> What is required
Scan the data below and pick out the lines containing the word "illustration".

═══ Data excerpts ═══

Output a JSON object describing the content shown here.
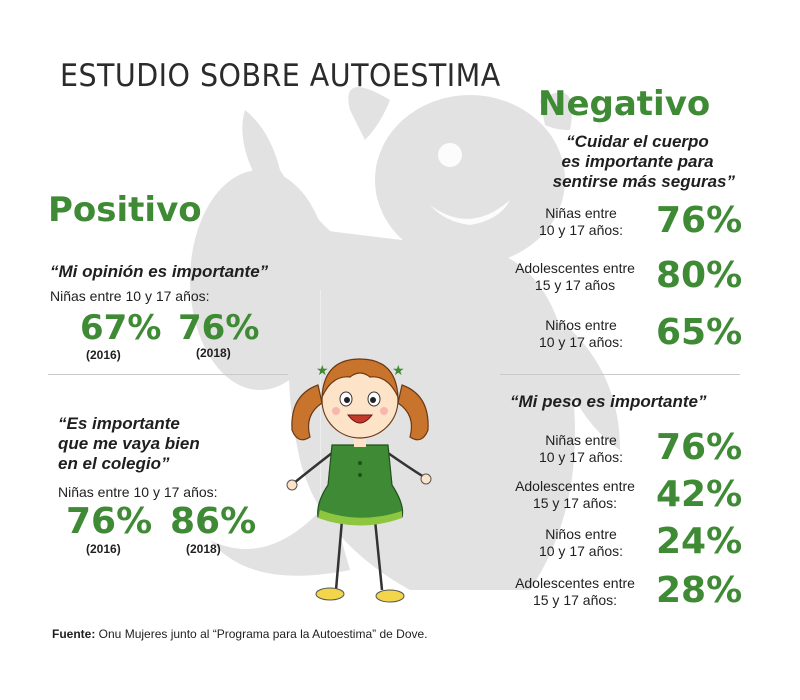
{
  "title": "ESTUDIO SOBRE AUTOESTIMA",
  "colors": {
    "accent_green": "#3f8a35",
    "shadow_gray": "#e0e0e0",
    "text": "#1f1f1f"
  },
  "positivo": {
    "heading": "Positivo",
    "block1": {
      "quote": "“Mi opinión es importante”",
      "group": "Niñas entre 10 y 17 años:",
      "stats": [
        {
          "value": "67%",
          "year": "(2016)"
        },
        {
          "value": "76%",
          "year": "(2018)"
        }
      ]
    },
    "block2": {
      "quote_lines": [
        "“Es importante",
        "que me vaya bien",
        "en el colegio”"
      ],
      "group": "Niñas entre 10 y 17 años:",
      "stats": [
        {
          "value": "76%",
          "year": "(2016)"
        },
        {
          "value": "86%",
          "year": "(2018)"
        }
      ]
    }
  },
  "negativo": {
    "heading": "Negativo",
    "block1": {
      "quote_lines": [
        "“Cuidar el cuerpo",
        "es importante para",
        "sentirse más seguras”"
      ],
      "rows": [
        {
          "label_lines": [
            "Niñas entre",
            "10 y 17 años:"
          ],
          "value": "76%"
        },
        {
          "label_lines": [
            "Adolescentes entre",
            "15 y 17 años"
          ],
          "value": "80%"
        },
        {
          "label_lines": [
            "Niños entre",
            "10 y 17 años:"
          ],
          "value": "65%"
        }
      ]
    },
    "block2": {
      "quote": "“Mi peso es importante”",
      "rows": [
        {
          "label_lines": [
            "Niñas entre",
            "10 y 17 años:"
          ],
          "value": "76%"
        },
        {
          "label_lines": [
            "Adolescentes entre",
            "15 y 17 años:"
          ],
          "value": "42%"
        },
        {
          "label_lines": [
            "Niños entre",
            "10 y 17 años:"
          ],
          "value": "24%"
        },
        {
          "label_lines": [
            "Adolescentes entre",
            "15 y 17 años:"
          ],
          "value": "28%"
        }
      ]
    }
  },
  "footer": {
    "label": "Fuente:",
    "text": " Onu Mujeres junto al “Programa para la Autoestima” de Dove."
  },
  "illustration": {
    "icon": "girl-illustration",
    "shadow_icon": "monster-shadow"
  }
}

═══

> Solution to the exercise
  "illustration": {
    "icon": "girl-illustration",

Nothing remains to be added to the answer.